=== INSTRUCTION ===
In the material below, list every line carrying the string "Avec".
___ LISTING
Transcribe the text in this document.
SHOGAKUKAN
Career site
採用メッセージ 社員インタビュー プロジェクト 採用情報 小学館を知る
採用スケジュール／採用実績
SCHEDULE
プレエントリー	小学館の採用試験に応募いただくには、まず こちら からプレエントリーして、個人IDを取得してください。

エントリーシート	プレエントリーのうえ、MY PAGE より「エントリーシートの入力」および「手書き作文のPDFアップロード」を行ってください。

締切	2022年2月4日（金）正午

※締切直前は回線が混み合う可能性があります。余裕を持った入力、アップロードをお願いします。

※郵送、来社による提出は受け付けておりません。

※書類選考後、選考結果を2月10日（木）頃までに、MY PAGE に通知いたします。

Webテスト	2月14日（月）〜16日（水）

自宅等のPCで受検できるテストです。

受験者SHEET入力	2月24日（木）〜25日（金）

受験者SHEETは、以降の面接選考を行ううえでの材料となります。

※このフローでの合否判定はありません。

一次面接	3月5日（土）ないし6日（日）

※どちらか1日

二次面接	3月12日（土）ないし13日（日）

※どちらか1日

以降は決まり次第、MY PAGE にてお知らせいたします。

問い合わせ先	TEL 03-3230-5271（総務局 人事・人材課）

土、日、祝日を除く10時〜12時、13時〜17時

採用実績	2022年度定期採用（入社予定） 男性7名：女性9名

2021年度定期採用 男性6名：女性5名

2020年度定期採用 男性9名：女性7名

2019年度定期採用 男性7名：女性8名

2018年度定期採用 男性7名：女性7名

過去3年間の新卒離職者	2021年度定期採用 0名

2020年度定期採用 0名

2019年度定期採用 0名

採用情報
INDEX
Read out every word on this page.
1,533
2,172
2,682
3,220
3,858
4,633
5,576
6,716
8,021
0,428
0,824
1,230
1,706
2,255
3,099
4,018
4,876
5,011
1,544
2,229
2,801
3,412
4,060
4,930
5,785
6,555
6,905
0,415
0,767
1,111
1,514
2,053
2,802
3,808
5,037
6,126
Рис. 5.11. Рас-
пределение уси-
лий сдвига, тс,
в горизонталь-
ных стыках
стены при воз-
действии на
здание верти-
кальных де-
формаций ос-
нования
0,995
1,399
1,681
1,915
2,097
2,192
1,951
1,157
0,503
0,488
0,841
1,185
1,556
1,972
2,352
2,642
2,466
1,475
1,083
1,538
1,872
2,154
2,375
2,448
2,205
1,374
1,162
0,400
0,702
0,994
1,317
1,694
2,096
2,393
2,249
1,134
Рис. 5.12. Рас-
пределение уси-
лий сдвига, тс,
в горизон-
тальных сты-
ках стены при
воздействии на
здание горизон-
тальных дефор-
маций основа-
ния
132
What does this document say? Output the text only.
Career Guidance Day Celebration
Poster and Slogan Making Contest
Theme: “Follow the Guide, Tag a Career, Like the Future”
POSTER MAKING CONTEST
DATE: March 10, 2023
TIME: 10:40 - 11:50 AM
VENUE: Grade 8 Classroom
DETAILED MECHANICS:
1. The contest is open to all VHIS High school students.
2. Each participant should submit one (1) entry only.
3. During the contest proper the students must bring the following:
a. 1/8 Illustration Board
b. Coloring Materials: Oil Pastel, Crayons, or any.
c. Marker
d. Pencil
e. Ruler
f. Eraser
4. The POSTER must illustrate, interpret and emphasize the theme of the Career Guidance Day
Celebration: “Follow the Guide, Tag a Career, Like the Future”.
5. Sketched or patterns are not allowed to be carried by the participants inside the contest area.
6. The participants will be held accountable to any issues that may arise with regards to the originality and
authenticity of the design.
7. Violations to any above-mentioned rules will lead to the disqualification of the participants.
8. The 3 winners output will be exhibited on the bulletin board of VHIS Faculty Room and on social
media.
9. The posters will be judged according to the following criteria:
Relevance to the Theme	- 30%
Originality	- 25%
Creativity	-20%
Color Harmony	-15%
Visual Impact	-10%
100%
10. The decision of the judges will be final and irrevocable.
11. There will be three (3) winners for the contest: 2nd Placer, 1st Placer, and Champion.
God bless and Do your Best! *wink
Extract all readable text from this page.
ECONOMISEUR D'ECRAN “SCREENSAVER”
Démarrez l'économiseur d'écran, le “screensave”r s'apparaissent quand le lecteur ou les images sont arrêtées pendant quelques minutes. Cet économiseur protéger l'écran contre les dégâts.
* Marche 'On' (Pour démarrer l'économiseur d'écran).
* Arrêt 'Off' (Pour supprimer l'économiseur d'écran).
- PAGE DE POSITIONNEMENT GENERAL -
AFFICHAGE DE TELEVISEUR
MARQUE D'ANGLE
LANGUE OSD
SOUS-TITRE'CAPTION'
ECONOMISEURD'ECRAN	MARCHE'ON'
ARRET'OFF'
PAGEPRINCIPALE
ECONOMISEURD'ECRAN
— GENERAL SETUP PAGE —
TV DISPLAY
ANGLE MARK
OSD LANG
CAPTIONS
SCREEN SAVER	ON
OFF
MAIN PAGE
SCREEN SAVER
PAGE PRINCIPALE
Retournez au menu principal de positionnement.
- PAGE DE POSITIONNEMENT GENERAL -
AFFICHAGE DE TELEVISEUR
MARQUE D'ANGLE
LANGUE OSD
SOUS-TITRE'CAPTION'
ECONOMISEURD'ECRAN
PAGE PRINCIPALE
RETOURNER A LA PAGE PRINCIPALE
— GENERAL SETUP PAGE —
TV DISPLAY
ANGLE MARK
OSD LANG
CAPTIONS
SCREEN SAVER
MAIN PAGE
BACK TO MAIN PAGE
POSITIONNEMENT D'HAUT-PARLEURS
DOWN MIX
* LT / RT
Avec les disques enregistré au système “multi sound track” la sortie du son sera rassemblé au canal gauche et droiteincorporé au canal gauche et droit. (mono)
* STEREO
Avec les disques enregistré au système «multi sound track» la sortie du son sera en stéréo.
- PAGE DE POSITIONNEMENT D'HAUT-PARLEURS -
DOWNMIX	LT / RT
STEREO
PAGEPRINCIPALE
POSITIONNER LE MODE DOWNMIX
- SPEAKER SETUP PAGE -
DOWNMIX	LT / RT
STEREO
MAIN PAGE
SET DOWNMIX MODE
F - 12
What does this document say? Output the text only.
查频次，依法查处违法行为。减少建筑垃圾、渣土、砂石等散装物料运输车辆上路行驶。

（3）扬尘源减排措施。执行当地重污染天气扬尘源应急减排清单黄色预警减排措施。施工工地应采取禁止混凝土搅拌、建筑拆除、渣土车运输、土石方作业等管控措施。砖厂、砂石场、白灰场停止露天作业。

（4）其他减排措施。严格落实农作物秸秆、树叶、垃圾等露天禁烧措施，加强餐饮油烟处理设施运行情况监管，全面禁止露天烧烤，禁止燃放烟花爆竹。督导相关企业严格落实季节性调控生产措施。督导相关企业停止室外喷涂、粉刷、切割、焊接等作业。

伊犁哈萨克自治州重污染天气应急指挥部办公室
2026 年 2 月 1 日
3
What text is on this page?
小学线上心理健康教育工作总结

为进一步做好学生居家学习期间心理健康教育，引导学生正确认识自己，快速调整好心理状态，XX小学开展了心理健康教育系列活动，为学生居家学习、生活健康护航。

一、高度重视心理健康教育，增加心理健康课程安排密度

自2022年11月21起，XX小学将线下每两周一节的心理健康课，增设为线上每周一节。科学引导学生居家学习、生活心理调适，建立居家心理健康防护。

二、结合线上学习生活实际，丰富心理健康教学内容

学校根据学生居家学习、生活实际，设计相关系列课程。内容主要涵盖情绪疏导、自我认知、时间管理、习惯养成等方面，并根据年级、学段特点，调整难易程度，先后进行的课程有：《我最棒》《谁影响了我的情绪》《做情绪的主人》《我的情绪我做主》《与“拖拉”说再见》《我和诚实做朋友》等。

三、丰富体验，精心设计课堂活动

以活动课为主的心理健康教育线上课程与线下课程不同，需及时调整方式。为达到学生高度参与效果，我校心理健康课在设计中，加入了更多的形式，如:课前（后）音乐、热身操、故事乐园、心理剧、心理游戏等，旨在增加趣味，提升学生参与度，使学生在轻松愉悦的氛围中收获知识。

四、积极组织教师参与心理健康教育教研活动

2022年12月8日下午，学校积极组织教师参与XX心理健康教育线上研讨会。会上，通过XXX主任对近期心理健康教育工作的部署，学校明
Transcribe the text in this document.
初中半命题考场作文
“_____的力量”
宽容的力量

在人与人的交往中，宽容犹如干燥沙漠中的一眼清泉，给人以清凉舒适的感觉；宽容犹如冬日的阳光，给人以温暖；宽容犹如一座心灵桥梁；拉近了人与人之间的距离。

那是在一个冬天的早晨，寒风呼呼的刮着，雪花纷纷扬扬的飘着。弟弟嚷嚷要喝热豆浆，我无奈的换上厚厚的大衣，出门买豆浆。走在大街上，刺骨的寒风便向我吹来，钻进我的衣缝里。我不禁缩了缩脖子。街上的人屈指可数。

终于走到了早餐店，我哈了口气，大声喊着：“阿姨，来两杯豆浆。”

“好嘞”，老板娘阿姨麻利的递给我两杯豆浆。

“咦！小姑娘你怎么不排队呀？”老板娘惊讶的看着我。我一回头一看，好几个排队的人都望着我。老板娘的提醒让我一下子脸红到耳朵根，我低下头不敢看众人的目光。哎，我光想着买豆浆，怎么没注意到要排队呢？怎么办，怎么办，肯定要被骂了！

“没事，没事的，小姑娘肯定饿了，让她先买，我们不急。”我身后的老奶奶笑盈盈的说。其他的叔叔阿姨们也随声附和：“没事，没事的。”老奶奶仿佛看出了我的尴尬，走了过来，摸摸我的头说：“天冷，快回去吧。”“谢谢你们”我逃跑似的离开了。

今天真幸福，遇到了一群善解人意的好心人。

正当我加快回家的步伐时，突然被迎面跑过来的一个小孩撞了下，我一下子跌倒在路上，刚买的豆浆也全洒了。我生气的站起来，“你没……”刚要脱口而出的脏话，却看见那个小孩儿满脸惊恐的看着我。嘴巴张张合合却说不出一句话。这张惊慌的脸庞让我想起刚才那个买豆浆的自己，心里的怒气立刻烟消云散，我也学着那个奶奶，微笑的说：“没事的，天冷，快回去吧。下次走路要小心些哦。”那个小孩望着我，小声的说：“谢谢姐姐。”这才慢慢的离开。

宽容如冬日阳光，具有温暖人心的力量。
______
=== WRITTEN ANSWER ===
Avec les disques enregistré au système “multi sound track” la sortie du son sera rassemblé au canal gauche et droiteincorporé au canal gauche et droit. (mono)
Avec les disques enregistré au système «multi sound track» la sortie du son sera en stéréo.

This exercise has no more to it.